[start of Data to process]

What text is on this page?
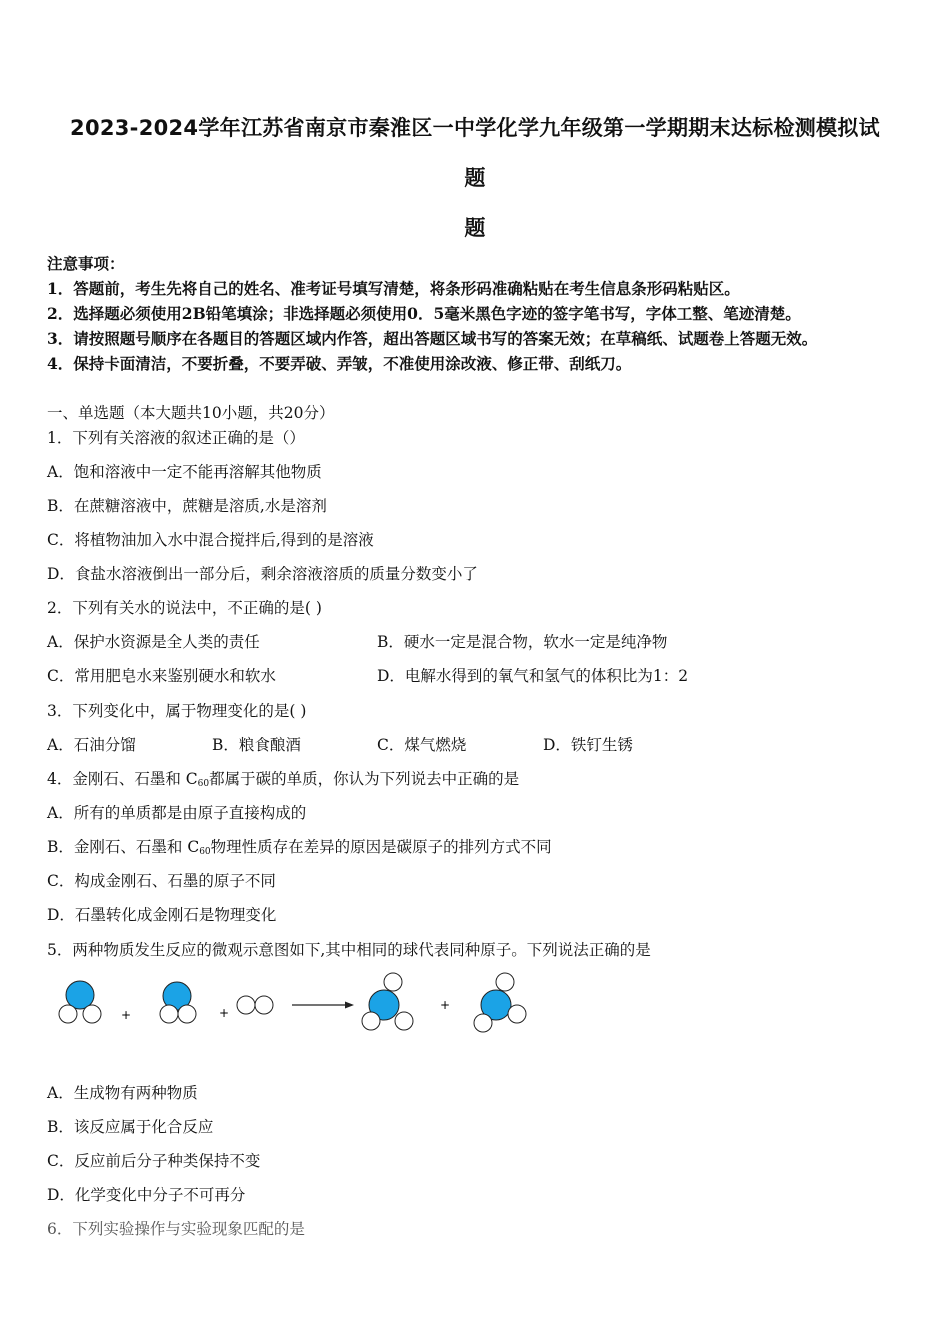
2023-2024学年江苏省南京市秦淮区一中学化学九年级第一学期期末达标检测模拟试
题
题
注意事项：
1．答题前，考生先将自己的姓名、准考证号填写清楚，将条形码准确粘贴在考生信息条形码粘贴区。
2．选择题必须使用2B铅笔填涂；非选择题必须使用0．5毫米黑色字迹的签字笔书写，字体工整、笔迹清楚。
3．请按照题号顺序在各题目的答题区域内作答，超出答题区域书写的答案无效；在草稿纸、试题卷上答题无效。
4．保持卡面清洁，不要折叠，不要弄破、弄皱，不准使用涂改液、修正带、刮纸刀。
一、单选题（本大题共10小题，共20分）
1．下列有关溶液的叙述正确的是（）
A．饱和溶液中一定不能再溶解其他物质
B．在蔗糖溶液中，蔗糖是溶质,水是溶剂
C．将植物油加入水中混合搅拌后,得到的是溶液
D．食盐水溶液倒出一部分后，剩余溶液溶质的质量分数变小了
2．下列有关水的说法中，不正确的是( )
A．保护水资源是全人类的责任	B．硬水一定是混合物，软水一定是纯净物
C．常用肥皂水来鉴别硬水和软水	D．电解水得到的氧气和氢气的体积比为1：2
3．下列变化中，属于物理变化的是( )
A．石油分馏	B．粮食酿酒	C．煤气燃烧	D．铁钉生锈
4．金刚石、石墨和 $C_{60}$都属于碳的单质，你认为下列说去中正确的是
A．所有的单质都是由原子直接构成的
B．金刚石、石墨和 $C_{60}$物理性质存在差异的原因是碳原子的排列方式不同
C．构成金刚石、石墨的原子不同
D．石墨转化成金刚石是物理变化
5．两种物质发生反应的微观示意图如下,其中相同的球代表同种原子。下列说法正确的是
+	+
+
A．生成物有两种物质
B．该反应属于化合反应
C．反应前后分子种类保持不变
D．化学变化中分子不可再分
6．下列实验操作与实验现象匹配的是
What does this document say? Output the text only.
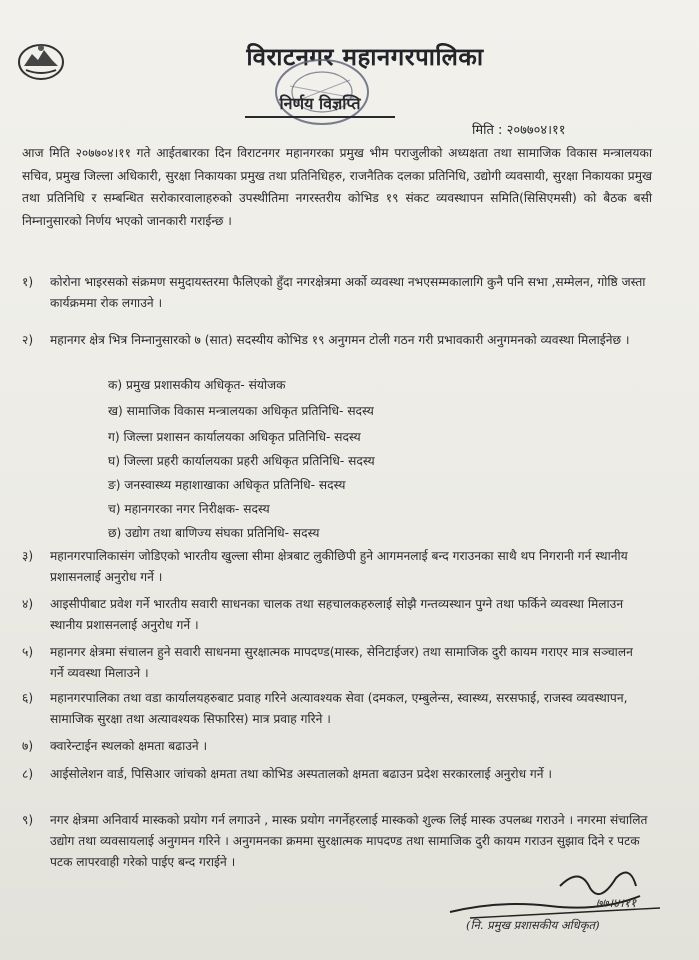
विराटनगर महानगरपालिका
निर्णय विज्ञप्ति
मिति : २०७७०४।११
आज मिति २०७७०४।११ गते आईतबारका दिन विराटनगर महानगरका प्रमुख भीम पराजुलीको अध्यक्षता तथा सामाजिक विकास मन्त्रालयका सचिव, प्रमुख जिल्ला अधिकारी, सुरक्षा निकायका प्रमुख तथा प्रतिनिधिहरु, राजनैतिक दलका प्रतिनिधि, उद्योगी व्यवसायी, सुरक्षा निकायका प्रमुख तथा प्रतिनिधि र सम्बन्धित सरोकारवालाहरुको उपस्थीतिमा नगरस्तरीय कोभिड १९ संकट व्यवस्थापन समिति(सिसिएमसी) को बैठक बसी निम्नानुसारको निर्णय भएको जानकारी गराईन्छ ।
१)	कोरोना भाइरसको संक्रमण समुदायस्तरमा फैलिएको हुँदा नगरक्षेत्रमा अर्को व्यवस्था नभएसम्मकालागि कुनै पनि सभा ,सम्मेलन, गोष्ठि जस्ता कार्यक्रममा रोक लगाउने ।
२)	महानगर क्षेत्र भित्र निम्नानुसारको ७ (सात) सदस्यीय कोभिड १९ अनुगमन टोली गठन गरी प्रभावकारी अनुगमनको व्यवस्था मिलाईनेछ ।
क) प्रमुख प्रशासकीय अधिकृत- संयोजक
ख) सामाजिक विकास मन्त्रालयका अधिकृत प्रतिनिधि- सदस्य
ग) जिल्ला प्रशासन कार्यालयका अधिकृत प्रतिनिधि- सदस्य
घ) जिल्ला प्रहरी कार्यालयका प्रहरी अधिकृत प्रतिनिधि- सदस्य
ङ) जनस्वास्थ्य महाशाखाका अधिकृत प्रतिनिधि- सदस्य
च) महानगरका नगर निरीक्षक- सदस्य
छ) उद्योग तथा बाणिज्य संघका प्रतिनिधि- सदस्य
३)	महानगरपालिकासंग जोडिएको भारतीय खुल्ला सीमा क्षेत्रबाट लुकीछिपी हुने आगमनलाई बन्द गराउनका साथै थप निगरानी गर्न स्थानीय प्रशासनलाई अनुरोध गर्ने ।
४)	आइसीपीबाट प्रवेश गर्ने भारतीय सवारी साधनका चालक तथा सहचालकहरुलाई सोझै गन्तव्यस्थान पुग्ने तथा फर्किने व्यवस्था मिलाउन स्थानीय प्रशासनलाई अनुरोध गर्ने ।
५)	महानगर क्षेत्रमा संचालन हुने सवारी साधनमा सुरक्षात्मक मापदण्ड(मास्क, सेनिटाईजर) तथा सामाजिक दुरी कायम गराएर मात्र सञ्चालन गर्ने व्यवस्था मिलाउने ।
६)	महानगरपालिका तथा वडा कार्यालयहरुबाट प्रवाह गरिने अत्यावश्यक सेवा (दमकल, एम्बुलेन्स, स्वास्थ्य, सरसफाई, राजस्व व्यवस्थापन, सामाजिक सुरक्षा तथा अत्यावश्यक सिफारिस) मात्र प्रवाह गरिने ।
७)	क्वारेन्टाईन स्थलको क्षमता बढाउने ।
८)	आईसोलेशन वार्ड, पिसिआर जांचको क्षमता तथा कोभिड अस्पतालको क्षमता बढाउन प्रदेश सरकारलाई अनुरोध गर्ने ।
९)	नगर क्षेत्रमा अनिवार्य मास्कको प्रयोग गर्न लगाउने , मास्क प्रयोग नगर्नेहरलाई मास्कको शुल्क लिई मास्क उपलब्ध गराउने । नगरमा संचालित उद्योग तथा व्यवसायलाई अनुगमन गरिने । अनुगमनका क्रममा सुरक्षात्मक मापदण्ड तथा सामाजिक दुरी कायम गराउन सुझाव दिने र पटक पटक लापरवाही गरेको पाईए बन्द गराईने ।
(नि. प्रमुख प्रशासकीय अधिकृत)
७७।४।११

[end of Data to process]

Exercise details: Reproduce all the records verbatim, excluding images.

Reply:
What text is on this page?
2023-2024学年江苏省南京市秦淮区一中学化学九年级第一学期期末达标检测模拟试
题
题
注意事项：
1．答题前，考生先将自己的姓名、准考证号填写清楚，将条形码准确粘贴在考生信息条形码粘贴区。
2．选择题必须使用2B铅笔填涂；非选择题必须使用0．5毫米黑色字迹的签字笔书写，字体工整、笔迹清楚。
3．请按照题号顺序在各题目的答题区域内作答，超出答题区域书写的答案无效；在草稿纸、试题卷上答题无效。
4．保持卡面清洁，不要折叠，不要弄破、弄皱，不准使用涂改液、修正带、刮纸刀。
一、单选题（本大题共10小题，共20分）
1．下列有关溶液的叙述正确的是（）
A．饱和溶液中一定不能再溶解其他物质
B．在蔗糖溶液中，蔗糖是溶质,水是溶剂
C．将植物油加入水中混合搅拌后,得到的是溶液
D．食盐水溶液倒出一部分后，剩余溶液溶质的质量分数变小了
2．下列有关水的说法中，不正确的是( )
A．保护水资源是全人类的责任	B．硬水一定是混合物，软水一定是纯净物
C．常用肥皂水来鉴别硬水和软水	D．电解水得到的氧气和氢气的体积比为1：2
3．下列变化中，属于物理变化的是( )
A．石油分馏	B．粮食酿酒	C．煤气燃烧	D．铁钉生锈
4．金刚石、石墨和 $C_{60}$都属于碳的单质，你认为下列说去中正确的是
A．所有的单质都是由原子直接构成的
B．金刚石、石墨和 $C_{60}$物理性质存在差异的原因是碳原子的排列方式不同
C．构成金刚石、石墨的原子不同
D．石墨转化成金刚石是物理变化
5．两种物质发生反应的微观示意图如下,其中相同的球代表同种原子。下列说法正确的是
+	+
+
A．生成物有两种物质
B．该反应属于化合反应
C．反应前后分子种类保持不变
D．化学变化中分子不可再分
6．下列实验操作与实验现象匹配的是
What does this document say? Output the text only.
विराटनगर महानगरपालिका
निर्णय विज्ञप्ति
मिति : २०७७०४।११
आज मिति २०७७०४।११ गते आईतबारका दिन विराटनगर महानगरका प्रमुख भीम पराजुलीको अध्यक्षता तथा सामाजिक विकास मन्त्रालयका सचिव, प्रमुख जिल्ला अधिकारी, सुरक्षा निकायका प्रमुख तथा प्रतिनिधिहरु, राजनैतिक दलका प्रतिनिधि, उद्योगी व्यवसायी, सुरक्षा निकायका प्रमुख तथा प्रतिनिधि र सम्बन्धित सरोकारवालाहरुको उपस्थीतिमा नगरस्तरीय कोभिड १९ संकट व्यवस्थापन समिति(सिसिएमसी) को बैठक बसी निम्नानुसारको निर्णय भएको जानकारी गराईन्छ ।
१)	कोरोना भाइरसको संक्रमण समुदायस्तरमा फैलिएको हुँदा नगरक्षेत्रमा अर्को व्यवस्था नभएसम्मकालागि कुनै पनि सभा ,सम्मेलन, गोष्ठि जस्ता कार्यक्रममा रोक लगाउने ।
२)	महानगर क्षेत्र भित्र निम्नानुसारको ७ (सात) सदस्यीय कोभिड १९ अनुगमन टोली गठन गरी प्रभावकारी अनुगमनको व्यवस्था मिलाईनेछ ।
क) प्रमुख प्रशासकीय अधिकृत- संयोजक
ख) सामाजिक विकास मन्त्रालयका अधिकृत प्रतिनिधि- सदस्य
ग) जिल्ला प्रशासन कार्यालयका अधिकृत प्रतिनिधि- सदस्य
घ) जिल्ला प्रहरी कार्यालयका प्रहरी अधिकृत प्रतिनिधि- सदस्य
ङ) जनस्वास्थ्य महाशाखाका अधिकृत प्रतिनिधि- सदस्य
च) महानगरका नगर निरीक्षक- सदस्य
छ) उद्योग तथा बाणिज्य संघका प्रतिनिधि- सदस्य
३)	महानगरपालिकासंग जोडिएको भारतीय खुल्ला सीमा क्षेत्रबाट लुकीछिपी हुने आगमनलाई बन्द गराउनका साथै थप निगरानी गर्न स्थानीय प्रशासनलाई अनुरोध गर्ने ।
४)	आइसीपीबाट प्रवेश गर्ने भारतीय सवारी साधनका चालक तथा सहचालकहरुलाई सोझै गन्तव्यस्थान पुग्ने तथा फर्किने व्यवस्था मिलाउन स्थानीय प्रशासनलाई अनुरोध गर्ने ।
५)	महानगर क्षेत्रमा संचालन हुने सवारी साधनमा सुरक्षात्मक मापदण्ड(मास्क, सेनिटाईजर) तथा सामाजिक दुरी कायम गराएर मात्र सञ्चालन गर्ने व्यवस्था मिलाउने ।
६)	महानगरपालिका तथा वडा कार्यालयहरुबाट प्रवाह गरिने अत्यावश्यक सेवा (दमकल, एम्बुलेन्स, स्वास्थ्य, सरसफाई, राजस्व व्यवस्थापन, सामाजिक सुरक्षा तथा अत्यावश्यक सिफारिस) मात्र प्रवाह गरिने ।
७)	क्वारेन्टाईन स्थलको क्षमता बढाउने ।
८)	आईसोलेशन वार्ड, पिसिआर जांचको क्षमता तथा कोभिड अस्पतालको क्षमता बढाउन प्रदेश सरकारलाई अनुरोध गर्ने ।
९)	नगर क्षेत्रमा अनिवार्य मास्कको प्रयोग गर्न लगाउने , मास्क प्रयोग नगर्नेहरलाई मास्कको शुल्क लिई मास्क उपलब्ध गराउने । नगरमा संचालित उद्योग तथा व्यवसायलाई अनुगमन गरिने । अनुगमनका क्रममा सुरक्षात्मक मापदण्ड तथा सामाजिक दुरी कायम गराउन सुझाव दिने र पटक पटक लापरवाही गरेको पाईए बन्द गराईने ।
(नि. प्रमुख प्रशासकीय अधिकृत)
७७।४।११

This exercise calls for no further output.